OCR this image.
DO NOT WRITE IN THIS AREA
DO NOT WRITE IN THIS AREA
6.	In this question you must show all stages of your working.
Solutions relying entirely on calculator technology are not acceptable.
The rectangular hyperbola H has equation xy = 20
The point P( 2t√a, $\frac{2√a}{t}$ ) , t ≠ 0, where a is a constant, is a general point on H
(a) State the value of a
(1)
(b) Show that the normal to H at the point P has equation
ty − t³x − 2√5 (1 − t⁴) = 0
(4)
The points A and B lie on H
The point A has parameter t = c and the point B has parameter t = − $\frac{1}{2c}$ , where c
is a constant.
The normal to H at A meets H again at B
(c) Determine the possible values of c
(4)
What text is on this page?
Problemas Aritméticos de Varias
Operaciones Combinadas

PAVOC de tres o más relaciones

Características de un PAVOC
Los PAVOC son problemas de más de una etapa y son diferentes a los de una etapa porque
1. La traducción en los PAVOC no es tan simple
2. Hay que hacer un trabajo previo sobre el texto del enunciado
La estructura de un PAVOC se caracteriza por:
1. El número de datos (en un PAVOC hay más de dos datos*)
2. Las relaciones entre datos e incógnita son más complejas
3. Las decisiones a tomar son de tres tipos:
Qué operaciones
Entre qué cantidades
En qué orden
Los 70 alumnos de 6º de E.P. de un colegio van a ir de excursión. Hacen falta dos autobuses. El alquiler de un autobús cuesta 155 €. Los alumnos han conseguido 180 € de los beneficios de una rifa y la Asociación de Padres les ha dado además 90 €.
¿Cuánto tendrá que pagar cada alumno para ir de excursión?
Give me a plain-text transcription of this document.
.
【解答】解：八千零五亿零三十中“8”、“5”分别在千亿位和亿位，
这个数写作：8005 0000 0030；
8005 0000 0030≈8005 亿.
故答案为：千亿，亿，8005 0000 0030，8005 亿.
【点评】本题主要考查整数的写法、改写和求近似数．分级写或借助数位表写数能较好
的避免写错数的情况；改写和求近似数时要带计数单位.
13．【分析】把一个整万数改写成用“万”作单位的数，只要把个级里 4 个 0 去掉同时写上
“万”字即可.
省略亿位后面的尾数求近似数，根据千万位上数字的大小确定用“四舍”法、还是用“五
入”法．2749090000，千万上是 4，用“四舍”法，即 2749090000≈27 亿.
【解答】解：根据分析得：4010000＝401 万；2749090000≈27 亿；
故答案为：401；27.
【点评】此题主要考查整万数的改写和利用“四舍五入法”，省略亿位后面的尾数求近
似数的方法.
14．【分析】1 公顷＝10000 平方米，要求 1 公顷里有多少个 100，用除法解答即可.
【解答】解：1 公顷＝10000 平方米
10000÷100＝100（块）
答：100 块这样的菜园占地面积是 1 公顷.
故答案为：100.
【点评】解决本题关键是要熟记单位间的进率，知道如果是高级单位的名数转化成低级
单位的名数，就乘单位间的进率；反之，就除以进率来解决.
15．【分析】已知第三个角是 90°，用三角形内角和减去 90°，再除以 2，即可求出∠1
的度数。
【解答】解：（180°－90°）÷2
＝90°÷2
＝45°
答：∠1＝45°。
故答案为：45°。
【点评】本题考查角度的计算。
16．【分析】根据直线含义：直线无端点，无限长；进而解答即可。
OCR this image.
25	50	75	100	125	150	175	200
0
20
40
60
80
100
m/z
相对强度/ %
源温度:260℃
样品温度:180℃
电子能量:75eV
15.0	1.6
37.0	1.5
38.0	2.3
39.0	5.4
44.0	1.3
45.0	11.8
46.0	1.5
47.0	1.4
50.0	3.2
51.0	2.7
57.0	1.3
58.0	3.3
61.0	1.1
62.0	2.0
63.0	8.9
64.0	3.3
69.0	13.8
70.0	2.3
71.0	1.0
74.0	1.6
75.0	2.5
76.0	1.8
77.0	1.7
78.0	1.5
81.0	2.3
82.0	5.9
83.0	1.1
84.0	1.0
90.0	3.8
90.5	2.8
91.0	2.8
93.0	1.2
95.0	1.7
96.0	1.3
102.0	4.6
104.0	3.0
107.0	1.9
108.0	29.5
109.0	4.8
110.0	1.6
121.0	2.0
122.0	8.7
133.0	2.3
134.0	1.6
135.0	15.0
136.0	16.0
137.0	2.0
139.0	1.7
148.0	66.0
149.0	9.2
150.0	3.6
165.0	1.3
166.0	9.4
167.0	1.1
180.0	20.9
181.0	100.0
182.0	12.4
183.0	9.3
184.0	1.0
****************
Exercise:
The records above should be duplicated in full, exactly as given.

Written reply:
OCR this image.
DO NOT WRITE IN THIS AREA
DO NOT WRITE IN THIS AREA
6.	In this question you must show all stages of your working.
Solutions relying entirely on calculator technology are not acceptable.
The rectangular hyperbola H has equation xy = 20
The point P( 2t√a, $\frac{2√a}{t}$ ) , t ≠ 0, where a is a constant, is a general point on H
(a) State the value of a
(1)
(b) Show that the normal to H at the point P has equation
ty − t³x − 2√5 (1 − t⁴) = 0
(4)
The points A and B lie on H
The point A has parameter t = c and the point B has parameter t = − $\frac{1}{2c}$ , where c
is a constant.
The normal to H at A meets H again at B
(c) Determine the possible values of c
(4)
What text is on this page?
Problemas Aritméticos de Varias
Operaciones Combinadas

PAVOC de tres o más relaciones

Características de un PAVOC
Los PAVOC son problemas de más de una etapa y son diferentes a los de una etapa porque
1. La traducción en los PAVOC no es tan simple
2. Hay que hacer un trabajo previo sobre el texto del enunciado
La estructura de un PAVOC se caracteriza por:
1. El número de datos (en un PAVOC hay más de dos datos*)
2. Las relaciones entre datos e incógnita son más complejas
3. Las decisiones a tomar son de tres tipos:
Qué operaciones
Entre qué cantidades
En qué orden
Los 70 alumnos de 6º de E.P. de un colegio van a ir de excursión. Hacen falta dos autobuses. El alquiler de un autobús cuesta 155 €. Los alumnos han conseguido 180 € de los beneficios de una rifa y la Asociación de Padres les ha dado además 90 €.
¿Cuánto tendrá que pagar cada alumno para ir de excursión?
Give me a plain-text transcription of this document.
.
【解答】解：八千零五亿零三十中“8”、“5”分别在千亿位和亿位，
这个数写作：8005 0000 0030；
8005 0000 0030≈8005 亿.
故答案为：千亿，亿，8005 0000 0030，8005 亿.
【点评】本题主要考查整数的写法、改写和求近似数．分级写或借助数位表写数能较好
的避免写错数的情况；改写和求近似数时要带计数单位.
13．【分析】把一个整万数改写成用“万”作单位的数，只要把个级里 4 个 0 去掉同时写上
“万”字即可.
省略亿位后面的尾数求近似数，根据千万位上数字的大小确定用“四舍”法、还是用“五
入”法．2749090000，千万上是 4，用“四舍”法，即 2749090000≈27 亿.
【解答】解：根据分析得：4010000＝401 万；2749090000≈27 亿；
故答案为：401；27.
【点评】此题主要考查整万数的改写和利用“四舍五入法”，省略亿位后面的尾数求近
似数的方法.
14．【分析】1 公顷＝10000 平方米，要求 1 公顷里有多少个 100，用除法解答即可.
【解答】解：1 公顷＝10000 平方米
10000÷100＝100（块）
答：100 块这样的菜园占地面积是 1 公顷.
故答案为：100.
【点评】解决本题关键是要熟记单位间的进率，知道如果是高级单位的名数转化成低级
单位的名数，就乘单位间的进率；反之，就除以进率来解决.
15．【分析】已知第三个角是 90°，用三角形内角和减去 90°，再除以 2，即可求出∠1
的度数。
【解答】解：（180°－90°）÷2
＝90°÷2
＝45°
答：∠1＝45°。
故答案为：45°。
【点评】本题考查角度的计算。
16．【分析】根据直线含义：直线无端点，无限长；进而解答即可。
OCR this image.
25	50	75	100	125	150	175	200
0
20
40
60
80
100
m/z
相对强度/ %
源温度:260℃
样品温度:180℃
电子能量:75eV
15.0	1.6
37.0	1.5
38.0	2.3
39.0	5.4
44.0	1.3
45.0	11.8
46.0	1.5
47.0	1.4
50.0	3.2
51.0	2.7
57.0	1.3
58.0	3.3
61.0	1.1
62.0	2.0
63.0	8.9
64.0	3.3
69.0	13.8
70.0	2.3
71.0	1.0
74.0	1.6
75.0	2.5
76.0	1.8
77.0	1.7
78.0	1.5
81.0	2.3
82.0	5.9
83.0	1.1
84.0	1.0
90.0	3.8
90.5	2.8
91.0	2.8
93.0	1.2
95.0	1.7
96.0	1.3
102.0	4.6
104.0	3.0
107.0	1.9
108.0	29.5
109.0	4.8
110.0	1.6
121.0	2.0
122.0	8.7
133.0	2.3
134.0	1.6
135.0	15.0
136.0	16.0
137.0	2.0
139.0	1.7
148.0	66.0
149.0	9.2
150.0	3.6
165.0	1.3
166.0	9.4
167.0	1.1
180.0	20.9
181.0	100.0
182.0	12.4
183.0	9.3
184.0	1.0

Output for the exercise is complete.